**Extracted data entries**
** BEGIN **
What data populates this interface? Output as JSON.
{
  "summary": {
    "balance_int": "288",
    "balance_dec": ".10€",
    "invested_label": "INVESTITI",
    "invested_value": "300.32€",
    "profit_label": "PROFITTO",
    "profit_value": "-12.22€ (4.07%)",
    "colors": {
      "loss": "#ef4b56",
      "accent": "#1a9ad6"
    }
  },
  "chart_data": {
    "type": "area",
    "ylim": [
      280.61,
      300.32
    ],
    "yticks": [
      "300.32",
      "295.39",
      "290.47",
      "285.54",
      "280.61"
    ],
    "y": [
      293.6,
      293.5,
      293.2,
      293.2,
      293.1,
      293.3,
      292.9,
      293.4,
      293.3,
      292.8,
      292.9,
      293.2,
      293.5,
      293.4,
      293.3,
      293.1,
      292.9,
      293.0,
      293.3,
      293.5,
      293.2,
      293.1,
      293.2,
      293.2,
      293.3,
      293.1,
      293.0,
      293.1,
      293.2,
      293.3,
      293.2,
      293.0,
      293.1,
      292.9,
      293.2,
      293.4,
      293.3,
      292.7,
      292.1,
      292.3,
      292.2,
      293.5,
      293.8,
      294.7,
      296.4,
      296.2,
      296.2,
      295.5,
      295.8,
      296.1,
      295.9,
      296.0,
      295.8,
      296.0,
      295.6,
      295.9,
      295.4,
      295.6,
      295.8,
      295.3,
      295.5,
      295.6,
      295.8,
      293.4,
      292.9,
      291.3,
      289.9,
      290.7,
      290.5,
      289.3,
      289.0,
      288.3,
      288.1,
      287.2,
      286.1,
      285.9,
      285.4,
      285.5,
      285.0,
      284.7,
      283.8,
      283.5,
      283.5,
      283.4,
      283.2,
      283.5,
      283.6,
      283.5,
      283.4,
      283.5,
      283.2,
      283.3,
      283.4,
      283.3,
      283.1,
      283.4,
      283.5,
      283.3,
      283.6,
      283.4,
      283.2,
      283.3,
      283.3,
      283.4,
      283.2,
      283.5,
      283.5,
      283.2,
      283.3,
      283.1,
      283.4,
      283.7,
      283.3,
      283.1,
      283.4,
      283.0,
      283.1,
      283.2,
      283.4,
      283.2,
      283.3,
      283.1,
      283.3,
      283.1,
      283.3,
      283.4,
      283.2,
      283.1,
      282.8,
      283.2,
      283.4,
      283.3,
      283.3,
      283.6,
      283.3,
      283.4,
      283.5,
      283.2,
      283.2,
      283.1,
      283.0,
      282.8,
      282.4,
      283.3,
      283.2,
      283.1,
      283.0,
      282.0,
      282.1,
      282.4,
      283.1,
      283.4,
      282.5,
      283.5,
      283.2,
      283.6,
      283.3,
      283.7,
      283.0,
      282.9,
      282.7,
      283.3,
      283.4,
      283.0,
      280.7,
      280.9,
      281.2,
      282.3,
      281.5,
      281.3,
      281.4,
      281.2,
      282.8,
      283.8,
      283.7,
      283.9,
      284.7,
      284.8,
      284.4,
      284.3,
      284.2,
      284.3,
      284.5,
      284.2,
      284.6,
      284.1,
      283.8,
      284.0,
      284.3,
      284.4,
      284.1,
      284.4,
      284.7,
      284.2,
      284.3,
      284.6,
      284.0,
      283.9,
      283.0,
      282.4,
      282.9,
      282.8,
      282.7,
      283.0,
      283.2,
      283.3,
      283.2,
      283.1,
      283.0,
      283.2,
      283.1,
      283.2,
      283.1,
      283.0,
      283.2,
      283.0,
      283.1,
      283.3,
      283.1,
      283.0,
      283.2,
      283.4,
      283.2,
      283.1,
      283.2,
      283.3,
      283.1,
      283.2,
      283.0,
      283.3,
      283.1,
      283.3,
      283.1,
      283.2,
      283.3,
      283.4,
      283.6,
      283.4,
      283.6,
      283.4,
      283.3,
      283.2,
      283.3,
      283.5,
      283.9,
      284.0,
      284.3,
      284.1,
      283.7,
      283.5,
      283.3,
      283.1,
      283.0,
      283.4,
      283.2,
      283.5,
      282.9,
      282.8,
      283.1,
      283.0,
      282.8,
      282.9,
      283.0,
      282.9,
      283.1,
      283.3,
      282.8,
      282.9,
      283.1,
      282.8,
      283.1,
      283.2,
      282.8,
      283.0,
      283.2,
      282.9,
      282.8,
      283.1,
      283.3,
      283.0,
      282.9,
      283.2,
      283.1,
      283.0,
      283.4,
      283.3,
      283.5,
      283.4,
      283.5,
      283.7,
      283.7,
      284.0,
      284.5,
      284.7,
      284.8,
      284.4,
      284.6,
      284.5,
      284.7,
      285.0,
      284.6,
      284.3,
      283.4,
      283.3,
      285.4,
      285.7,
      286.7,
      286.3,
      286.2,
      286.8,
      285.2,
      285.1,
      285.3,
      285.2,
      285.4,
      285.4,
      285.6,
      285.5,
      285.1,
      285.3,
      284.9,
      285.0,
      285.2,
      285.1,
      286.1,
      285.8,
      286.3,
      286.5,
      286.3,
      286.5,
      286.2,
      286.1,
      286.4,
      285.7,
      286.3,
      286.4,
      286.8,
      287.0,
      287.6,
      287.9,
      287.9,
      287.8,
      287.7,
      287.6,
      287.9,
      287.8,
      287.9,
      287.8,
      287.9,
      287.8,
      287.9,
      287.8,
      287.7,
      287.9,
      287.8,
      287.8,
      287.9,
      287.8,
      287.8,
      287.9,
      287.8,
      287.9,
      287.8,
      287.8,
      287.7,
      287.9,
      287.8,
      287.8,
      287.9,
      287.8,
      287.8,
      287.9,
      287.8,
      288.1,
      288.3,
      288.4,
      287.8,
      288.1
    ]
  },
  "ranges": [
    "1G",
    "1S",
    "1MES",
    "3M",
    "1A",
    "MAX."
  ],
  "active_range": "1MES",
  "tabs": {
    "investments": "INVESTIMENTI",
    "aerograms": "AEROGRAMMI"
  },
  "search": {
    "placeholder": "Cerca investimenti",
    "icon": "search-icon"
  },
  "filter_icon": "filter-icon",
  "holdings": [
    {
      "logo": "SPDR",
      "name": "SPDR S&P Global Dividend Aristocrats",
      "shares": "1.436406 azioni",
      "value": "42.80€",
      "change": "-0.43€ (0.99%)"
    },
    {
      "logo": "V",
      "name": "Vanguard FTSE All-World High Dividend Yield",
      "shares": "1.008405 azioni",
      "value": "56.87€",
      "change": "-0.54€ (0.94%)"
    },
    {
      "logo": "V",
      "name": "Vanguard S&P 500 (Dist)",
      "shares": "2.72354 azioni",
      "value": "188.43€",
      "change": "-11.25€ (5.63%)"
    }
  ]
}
** END **
**Task brief**
Wherever a line in the data above holds "SPDR", copy that line.

**In response**
      "logo": "SPDR",
      "name": "SPDR S&P Global Dividend Aristocrats",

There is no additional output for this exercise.